• _GIVEN REQUEST_:
Go through the material below and count the lines with the string "this"; the number is the whole answer.

====== INPUT ROWS ======

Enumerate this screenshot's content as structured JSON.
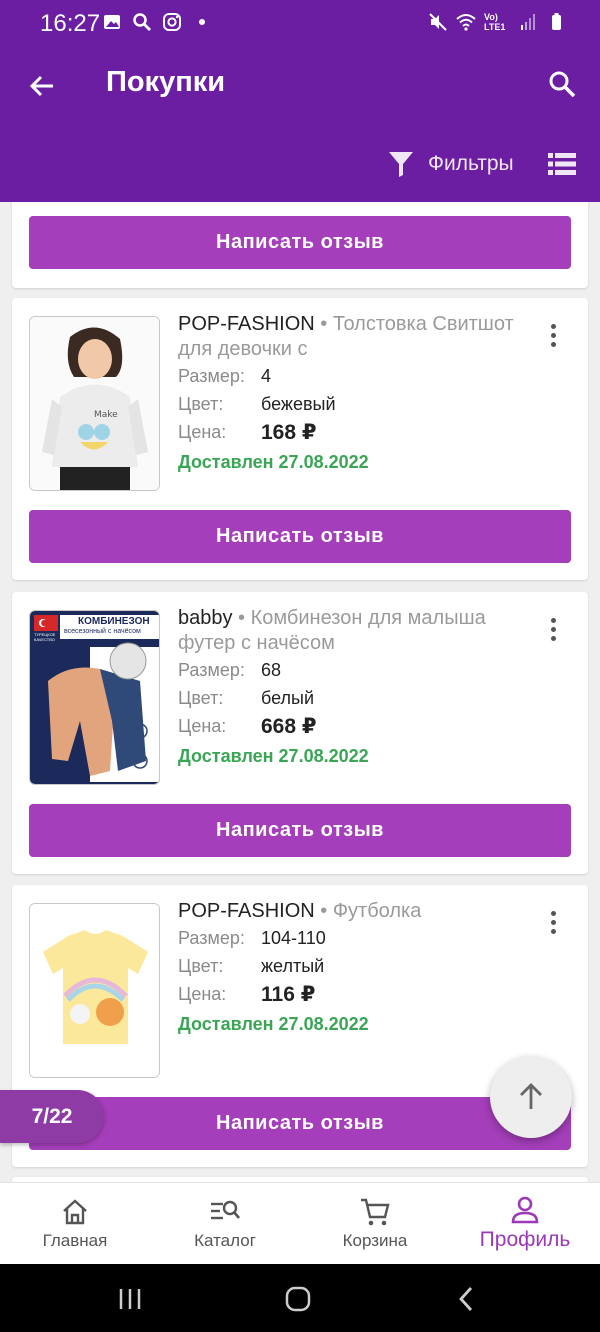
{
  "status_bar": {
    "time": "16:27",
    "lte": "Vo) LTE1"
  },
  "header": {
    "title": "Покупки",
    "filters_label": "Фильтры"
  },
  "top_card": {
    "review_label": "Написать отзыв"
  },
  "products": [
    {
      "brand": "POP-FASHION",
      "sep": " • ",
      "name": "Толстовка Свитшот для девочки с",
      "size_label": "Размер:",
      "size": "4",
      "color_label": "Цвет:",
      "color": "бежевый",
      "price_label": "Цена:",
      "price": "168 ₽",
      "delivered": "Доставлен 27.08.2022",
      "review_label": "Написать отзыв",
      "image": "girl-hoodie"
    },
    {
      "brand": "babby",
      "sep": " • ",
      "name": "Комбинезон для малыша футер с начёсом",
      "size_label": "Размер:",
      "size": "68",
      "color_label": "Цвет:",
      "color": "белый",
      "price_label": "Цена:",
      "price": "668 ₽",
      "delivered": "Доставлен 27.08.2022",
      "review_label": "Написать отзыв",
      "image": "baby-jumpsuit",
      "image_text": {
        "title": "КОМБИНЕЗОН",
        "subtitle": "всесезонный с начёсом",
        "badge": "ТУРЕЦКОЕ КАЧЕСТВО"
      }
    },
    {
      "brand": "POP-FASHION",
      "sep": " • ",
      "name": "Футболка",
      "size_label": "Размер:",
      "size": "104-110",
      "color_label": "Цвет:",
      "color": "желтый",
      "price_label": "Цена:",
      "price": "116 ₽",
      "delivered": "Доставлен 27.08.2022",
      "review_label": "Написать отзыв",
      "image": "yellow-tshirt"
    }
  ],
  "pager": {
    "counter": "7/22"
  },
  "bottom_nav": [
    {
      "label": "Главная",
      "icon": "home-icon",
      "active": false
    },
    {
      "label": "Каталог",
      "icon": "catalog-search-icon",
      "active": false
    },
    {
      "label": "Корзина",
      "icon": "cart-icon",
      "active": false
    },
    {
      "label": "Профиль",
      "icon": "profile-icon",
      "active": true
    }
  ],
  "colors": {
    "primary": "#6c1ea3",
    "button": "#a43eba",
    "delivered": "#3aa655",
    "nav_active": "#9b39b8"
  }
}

======
====== INPUT ROWS ======

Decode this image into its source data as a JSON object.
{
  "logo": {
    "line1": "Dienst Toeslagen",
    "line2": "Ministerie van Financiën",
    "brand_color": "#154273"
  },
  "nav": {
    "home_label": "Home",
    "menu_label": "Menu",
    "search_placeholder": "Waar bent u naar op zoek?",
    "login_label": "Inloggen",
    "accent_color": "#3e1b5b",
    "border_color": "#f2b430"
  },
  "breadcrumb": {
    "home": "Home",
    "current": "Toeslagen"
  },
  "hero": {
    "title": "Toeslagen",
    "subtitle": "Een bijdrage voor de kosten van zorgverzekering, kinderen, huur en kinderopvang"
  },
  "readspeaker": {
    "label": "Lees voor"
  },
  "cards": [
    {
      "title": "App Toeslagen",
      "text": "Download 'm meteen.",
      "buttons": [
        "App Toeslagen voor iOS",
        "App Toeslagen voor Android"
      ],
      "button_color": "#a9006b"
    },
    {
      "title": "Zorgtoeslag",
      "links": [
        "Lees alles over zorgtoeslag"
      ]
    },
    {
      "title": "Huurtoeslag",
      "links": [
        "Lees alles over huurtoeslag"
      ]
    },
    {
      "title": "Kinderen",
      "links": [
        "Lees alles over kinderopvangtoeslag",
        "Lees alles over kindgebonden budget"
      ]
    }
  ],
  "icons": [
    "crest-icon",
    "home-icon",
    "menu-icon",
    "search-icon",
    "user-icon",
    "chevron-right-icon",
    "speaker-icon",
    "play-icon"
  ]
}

======

• _CORRECT RESULT_:
2